■ **Do this**: Edit the entries from the first line through the line containing "- stats-line: RMSE : 0.12: [171, 1699, 411, 1745]", inclusive, by replacing "stats-box-a" with "stats-panel-a". Reproduce only those lines, with nothing else changed.

"""

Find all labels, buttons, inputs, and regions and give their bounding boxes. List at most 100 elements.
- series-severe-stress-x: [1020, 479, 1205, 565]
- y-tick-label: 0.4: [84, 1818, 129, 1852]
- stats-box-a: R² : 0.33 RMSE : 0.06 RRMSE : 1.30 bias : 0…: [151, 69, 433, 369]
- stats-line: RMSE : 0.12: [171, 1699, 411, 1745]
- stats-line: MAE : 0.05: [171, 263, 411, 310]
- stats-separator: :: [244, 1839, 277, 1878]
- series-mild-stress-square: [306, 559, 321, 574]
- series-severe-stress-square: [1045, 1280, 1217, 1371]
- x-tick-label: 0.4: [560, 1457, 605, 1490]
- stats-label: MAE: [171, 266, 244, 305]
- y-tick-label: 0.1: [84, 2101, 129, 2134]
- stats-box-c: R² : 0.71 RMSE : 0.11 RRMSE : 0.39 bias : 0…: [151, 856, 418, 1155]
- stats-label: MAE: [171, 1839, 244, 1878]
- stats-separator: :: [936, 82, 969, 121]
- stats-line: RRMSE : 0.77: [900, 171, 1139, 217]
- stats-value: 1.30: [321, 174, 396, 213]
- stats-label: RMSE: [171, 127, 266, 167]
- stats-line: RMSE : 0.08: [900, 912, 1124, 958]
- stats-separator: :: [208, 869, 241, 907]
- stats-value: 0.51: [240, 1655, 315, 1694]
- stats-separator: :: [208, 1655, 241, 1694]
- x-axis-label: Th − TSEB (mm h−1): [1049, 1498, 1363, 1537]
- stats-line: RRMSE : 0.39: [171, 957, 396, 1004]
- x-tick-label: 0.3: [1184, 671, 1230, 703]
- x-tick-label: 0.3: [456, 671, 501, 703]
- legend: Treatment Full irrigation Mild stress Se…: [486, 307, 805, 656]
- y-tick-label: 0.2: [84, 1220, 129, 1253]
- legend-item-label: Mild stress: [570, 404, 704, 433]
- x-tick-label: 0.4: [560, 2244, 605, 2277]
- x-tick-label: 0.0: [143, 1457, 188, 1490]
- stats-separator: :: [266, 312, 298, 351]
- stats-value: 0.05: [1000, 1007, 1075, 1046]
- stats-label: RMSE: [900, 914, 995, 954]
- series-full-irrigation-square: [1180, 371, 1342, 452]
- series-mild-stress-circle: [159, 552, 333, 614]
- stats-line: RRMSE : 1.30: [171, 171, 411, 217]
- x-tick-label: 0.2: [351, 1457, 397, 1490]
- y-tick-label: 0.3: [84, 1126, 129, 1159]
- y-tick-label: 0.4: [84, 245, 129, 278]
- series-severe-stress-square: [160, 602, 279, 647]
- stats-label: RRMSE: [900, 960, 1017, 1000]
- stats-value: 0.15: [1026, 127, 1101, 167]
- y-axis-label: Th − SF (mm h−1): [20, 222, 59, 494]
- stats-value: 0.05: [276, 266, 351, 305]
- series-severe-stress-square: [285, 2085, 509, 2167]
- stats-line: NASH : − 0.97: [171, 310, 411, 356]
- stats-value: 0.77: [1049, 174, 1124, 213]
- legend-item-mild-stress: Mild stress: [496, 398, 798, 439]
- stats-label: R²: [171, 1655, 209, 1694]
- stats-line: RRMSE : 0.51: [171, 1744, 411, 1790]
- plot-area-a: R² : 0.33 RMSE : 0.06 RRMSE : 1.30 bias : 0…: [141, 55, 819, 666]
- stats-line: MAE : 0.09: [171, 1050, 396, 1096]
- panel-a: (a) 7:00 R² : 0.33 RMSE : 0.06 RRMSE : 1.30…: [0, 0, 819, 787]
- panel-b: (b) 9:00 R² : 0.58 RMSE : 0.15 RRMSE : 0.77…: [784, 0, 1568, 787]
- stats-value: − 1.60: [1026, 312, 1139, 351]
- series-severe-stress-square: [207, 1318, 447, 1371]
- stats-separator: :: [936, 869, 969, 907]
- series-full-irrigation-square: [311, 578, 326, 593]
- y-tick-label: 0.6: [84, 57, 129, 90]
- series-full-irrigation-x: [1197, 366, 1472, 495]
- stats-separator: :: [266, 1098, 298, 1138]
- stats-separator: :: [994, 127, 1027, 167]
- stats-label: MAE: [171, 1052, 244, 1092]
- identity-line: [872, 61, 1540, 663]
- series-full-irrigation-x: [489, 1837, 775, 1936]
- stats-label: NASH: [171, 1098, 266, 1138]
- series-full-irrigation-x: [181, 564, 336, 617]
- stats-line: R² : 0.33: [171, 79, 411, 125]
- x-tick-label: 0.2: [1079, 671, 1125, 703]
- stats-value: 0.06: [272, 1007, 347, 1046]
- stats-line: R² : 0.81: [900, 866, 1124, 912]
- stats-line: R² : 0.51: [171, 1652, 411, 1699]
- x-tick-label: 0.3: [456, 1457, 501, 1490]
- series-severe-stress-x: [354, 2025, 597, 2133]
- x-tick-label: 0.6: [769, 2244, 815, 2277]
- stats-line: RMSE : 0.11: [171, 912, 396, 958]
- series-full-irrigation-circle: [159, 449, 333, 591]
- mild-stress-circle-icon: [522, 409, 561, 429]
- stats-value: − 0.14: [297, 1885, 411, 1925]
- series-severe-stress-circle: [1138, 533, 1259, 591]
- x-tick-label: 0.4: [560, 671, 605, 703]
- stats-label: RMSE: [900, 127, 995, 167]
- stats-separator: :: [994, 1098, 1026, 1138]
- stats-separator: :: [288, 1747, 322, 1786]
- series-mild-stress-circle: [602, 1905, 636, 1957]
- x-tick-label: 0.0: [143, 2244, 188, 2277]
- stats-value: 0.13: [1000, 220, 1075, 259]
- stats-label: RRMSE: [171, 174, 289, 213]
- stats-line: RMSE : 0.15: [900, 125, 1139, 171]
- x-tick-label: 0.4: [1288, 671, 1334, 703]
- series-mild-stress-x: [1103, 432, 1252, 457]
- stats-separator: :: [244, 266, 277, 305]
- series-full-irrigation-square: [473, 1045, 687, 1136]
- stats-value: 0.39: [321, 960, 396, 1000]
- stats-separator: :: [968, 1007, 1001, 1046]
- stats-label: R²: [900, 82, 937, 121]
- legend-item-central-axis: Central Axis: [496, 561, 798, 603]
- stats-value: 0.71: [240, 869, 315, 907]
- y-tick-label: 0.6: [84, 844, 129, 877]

"""

■ **Finished exercise**:
Find all labels, buttons, inputs, and regions and give their bounding boxes. List at most 100 elements.
- series-severe-stress-x: [1020, 479, 1205, 565]
- y-tick-label: 0.4: [84, 1818, 129, 1852]
- stats-panel-a: R² : 0.33 RMSE : 0.06 RRMSE : 1.30 bias : 0…: [151, 69, 433, 369]
- stats-line: RMSE : 0.12: [171, 1699, 411, 1745]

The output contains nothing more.